PROVIDED RECORDS:
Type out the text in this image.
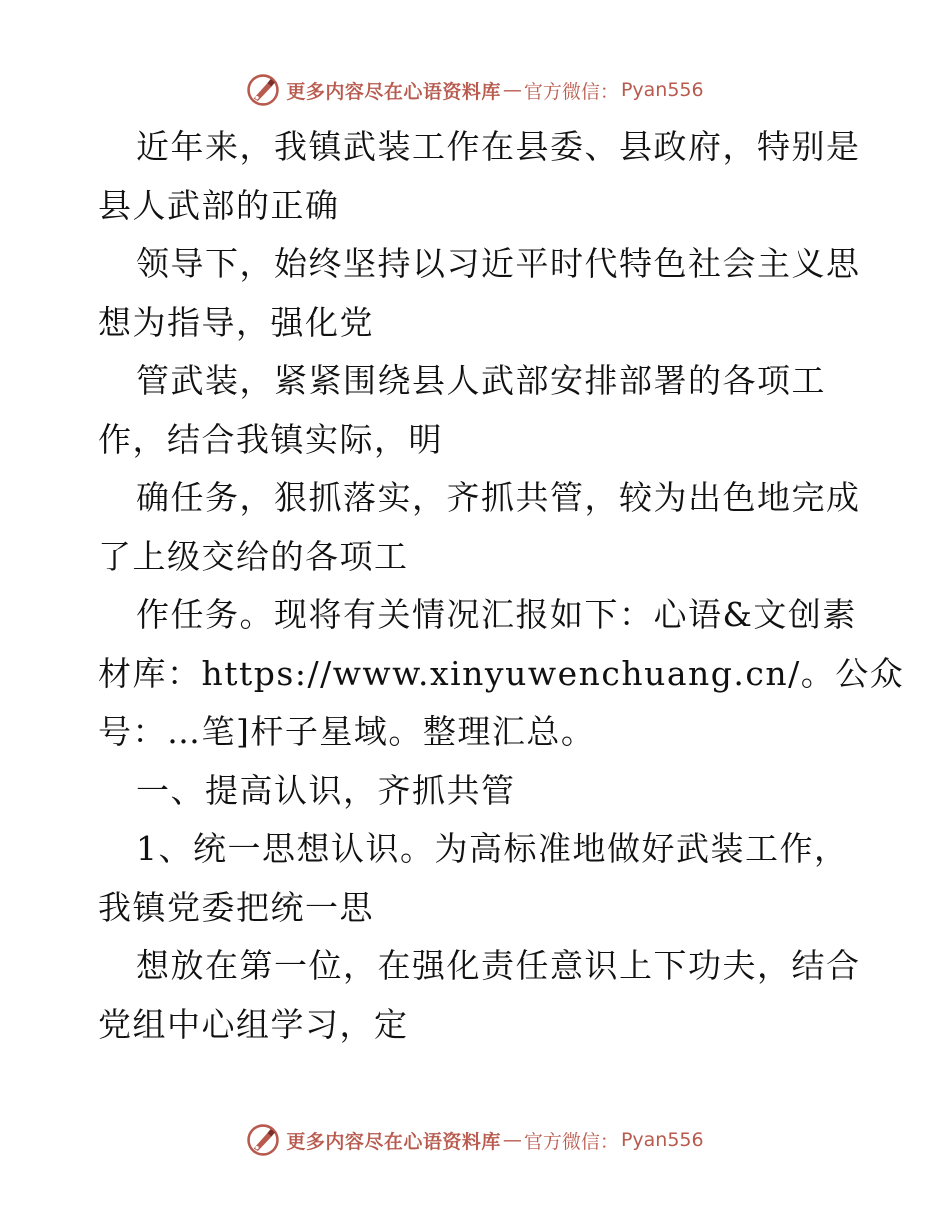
更多内容尽在心语资料库 — 官方微信： Pyan556
近年来，我镇武装工作在县委、县政府，特别是
县人武部的正确
领导下，始终坚持以习近平时代特色社会主义思
想为指导，强化党
管武装，紧紧围绕县人武部安排部署的各项工
作，结合我镇实际，明
确任务，狠抓落实，齐抓共管，较为出色地完成
了上级交给的各项工
作任务。现将有关情况汇报如下：心语&文创素
材库：https://www.xinyuwenchuang.cn/。公众
号：…笔]杆子星域。整理汇总。
一、提高认识，齐抓共管
1、统一思想认识。为高标准地做好武装工作，
我镇党委把统一思
想放在第一位，在强化责任意识上下功夫，结合
党组中心组学习，定
更多内容尽在心语资料库 — 官方微信： Pyan556
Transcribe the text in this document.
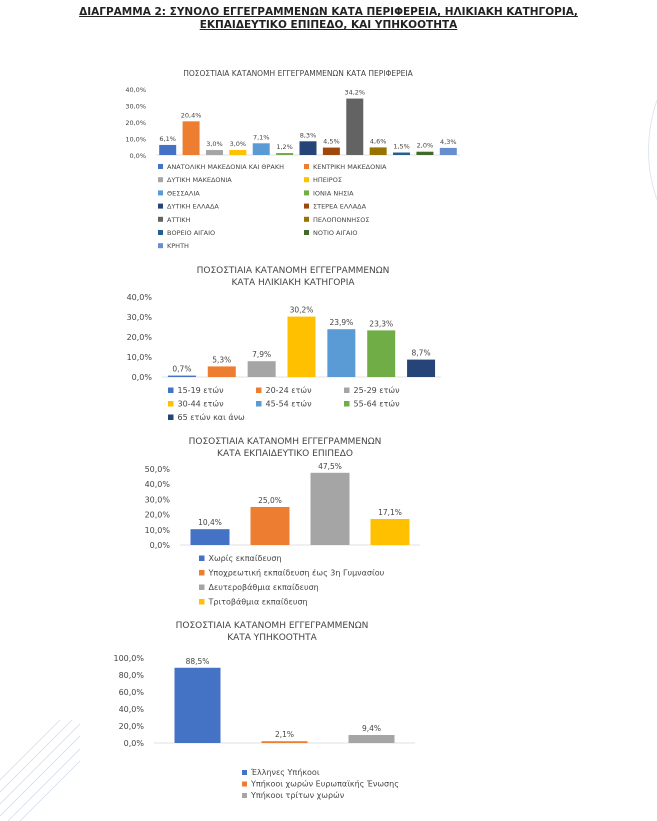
ΔΙΑΓΡΑΜΜΑ 2: ΣΥΝΟΛΟ ΕΓΓΕΓΡΑΜΜΕΝΩΝ ΚΑΤΑ ΠΕΡΙΦΕΡΕΙΑ, ΗΛΙΚΙΑΚΗ ΚΑΤΗΓΟΡΙΑ,
ΕΚΠΑΙΔΕΥΤΙΚΟ ΕΠΙΠΕΔΟ, ΚΑΙ ΥΠΗΚΟΟΤΗΤΑ
ΠΟΣΟΣΤΙΑΙΑ ΚΑΤΑΝΟΜΗ ΕΓΓΕΓΡΑΜΜΕΝΩΝ ΚΑΤΑ ΠΕΡΙΦΕΡΕΙΑ
0,0%
10,0%
20,0%
30,0%
40,0%
6,1%
20,4%
3,0% 3,0%
7,1%
1,2%
8,3%
4,5%
34,2%
4,6%
1,5% 2,0% 4,3%
ΑΝΑΤΟΛΙΚΗ ΜΑΚΕΔΟΝΙΑ ΚΑΙ ΘΡΑΚΗ	ΚΕΝΤΡΙΚΗ ΜΑΚΕΔΟΝΙΑ
ΔΥΤΙΚΗ ΜΑΚΕΔΟΝΙΑ	ΗΠΕΙΡΟΣ
ΘΕΣΣΑΛΙΑ	ΙΟΝΙΑ ΝΗΣΙΑ
ΔΥΤΙΚΗ ΕΛΛΑΔΑ	ΣΤΕΡΕΑ ΕΛΛΑΔΑ
ΑΤΤΙΚΗ	ΠΕΛΟΠΟΝΝΗΣΟΣ
ΒΟΡΕΙΟ ΑΙΓΑΙΟ	ΝΟΤΙΟ ΑΙΓΑΙΟ
ΚΡΗΤΗ
ΠΟΣΟΣΤΙΑΙΑ ΚΑΤΑΝΟΜΗ ΕΓΓΕΓΡΑΜΜΕΝΩΝ
ΚΑΤΑ ΗΛΙΚΙΑΚΗ ΚΑΤΗΓΟΡΙΑ
0,0%
10,0%
20,0%
30,0%
40,0%
0,7%
5,3%
7,9%
30,2%
23,9% 23,3%
8,7%
15-19 ετών	20-24 ετών	25-29 ετών
30-44 ετών	45-54 ετών	55-64 ετών
65 ετών και άνω
ΠΟΣΟΣΤΙΑΙΑ ΚΑΤΑΝΟΜΗ ΕΓΓΕΓΡΑΜΜΕΝΩΝ
ΚΑΤΑ ΕΚΠΑΙΔΕΥΤΙΚΟ ΕΠΙΠΕΔΟ
0,0%
10,0%
20,0%
30,0%
40,0%
50,0%
10,4%
25,0%
47,5%
17,1%
Χωρίς εκπαίδευση
Υποχρεωτική εκπαίδευση έως 3η Γυμνασίου
Δευτεροβάθμια εκπαίδευση
Τριτοβάθμια εκπαίδευση
ΠΟΣΟΣΤΙΑΙΑ ΚΑΤΑΝΟΜΗ ΕΓΓΕΓΡΑΜΜΕΝΩΝ
ΚΑΤΑ ΥΠΗΚΟΟΤΗΤΑ
0,0%
20,0%
40,0%
60,0%
80,0%
100,0%	88,5%
2,1%
9,4%
Έλληνες Υπήκοοι
Υπήκοοι χωρών Ευρωπαϊκής Ένωσης
Υπήκοοι τρίτων χωρών
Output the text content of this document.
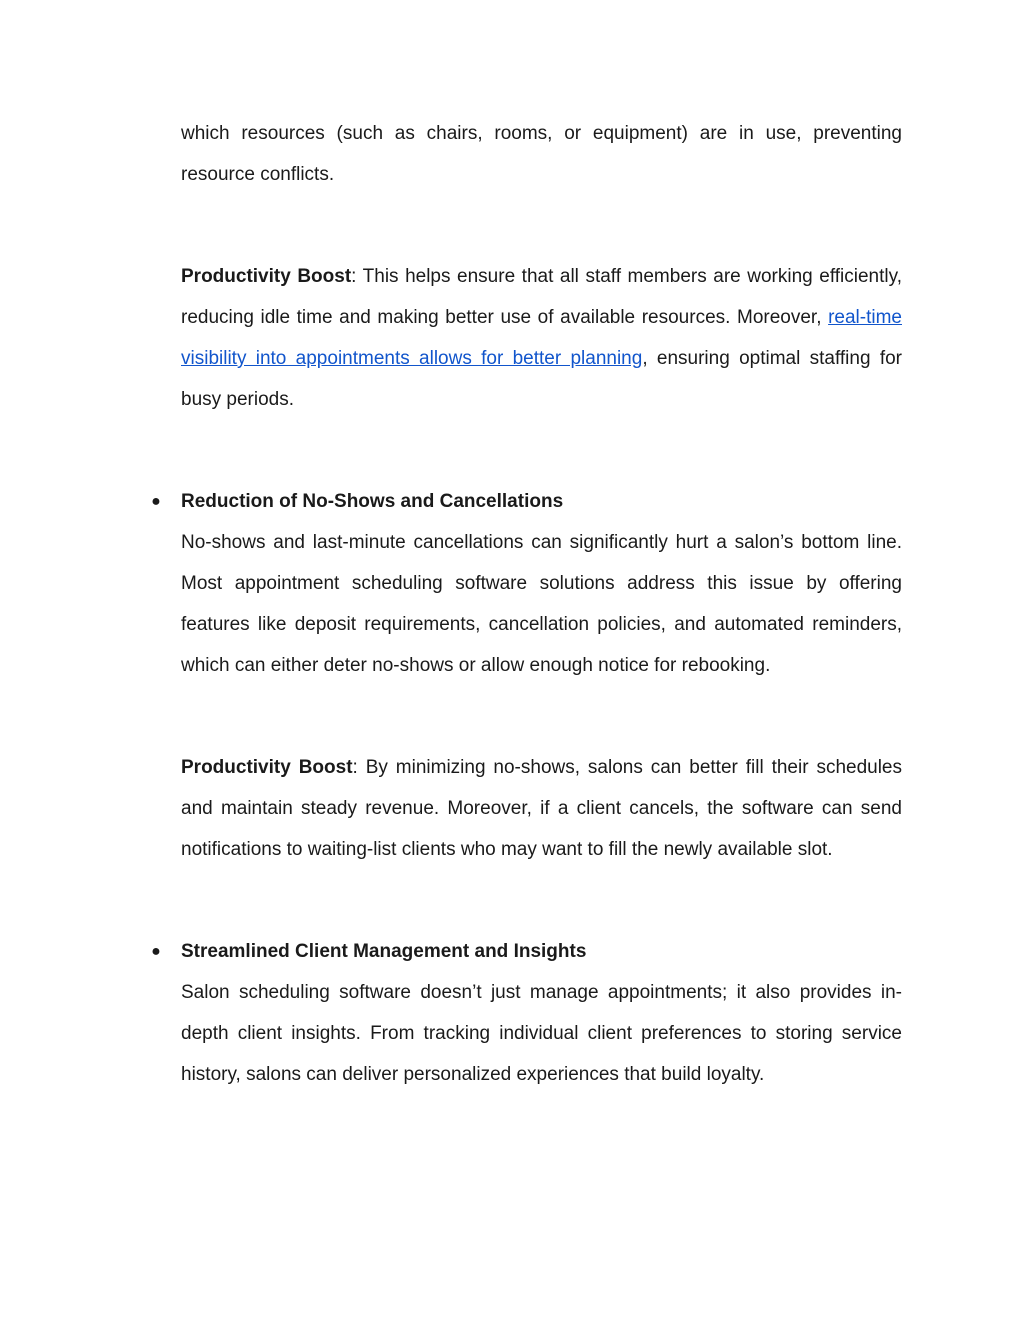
which resources (such as chairs, rooms, or equipment) are in use, preventing resource conflicts.

Productivity Boost: This helps ensure that all staff members are working efficiently, reducing idle time and making better use of available resources. Moreover, real-time visibility into appointments allows for better planning, ensuring optimal staffing for busy periods.

● Reduction of No-Shows and Cancellations

No-shows and last-minute cancellations can significantly hurt a salon’s bottom line. Most appointment scheduling software solutions address this issue by offering features like deposit requirements, cancellation policies, and automated reminders, which can either deter no-shows or allow enough notice for rebooking.

Productivity Boost: By minimizing no-shows, salons can better fill their schedules and maintain steady revenue. Moreover, if a client cancels, the software can send notifications to waiting-list clients who may want to fill the newly available slot.

● Streamlined Client Management and Insights

Salon scheduling software doesn’t just manage appointments; it also provides in-depth client insights. From tracking individual client preferences to storing service history, salons can deliver personalized experiences that build loyalty.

EXERCISE DESCRIPTION: Above are the entries; count how many of their lines contain the word "ΗΛΙΚΙΑΚΗ" and give only that number.

RESPONSE TO THE EXERCISE: 2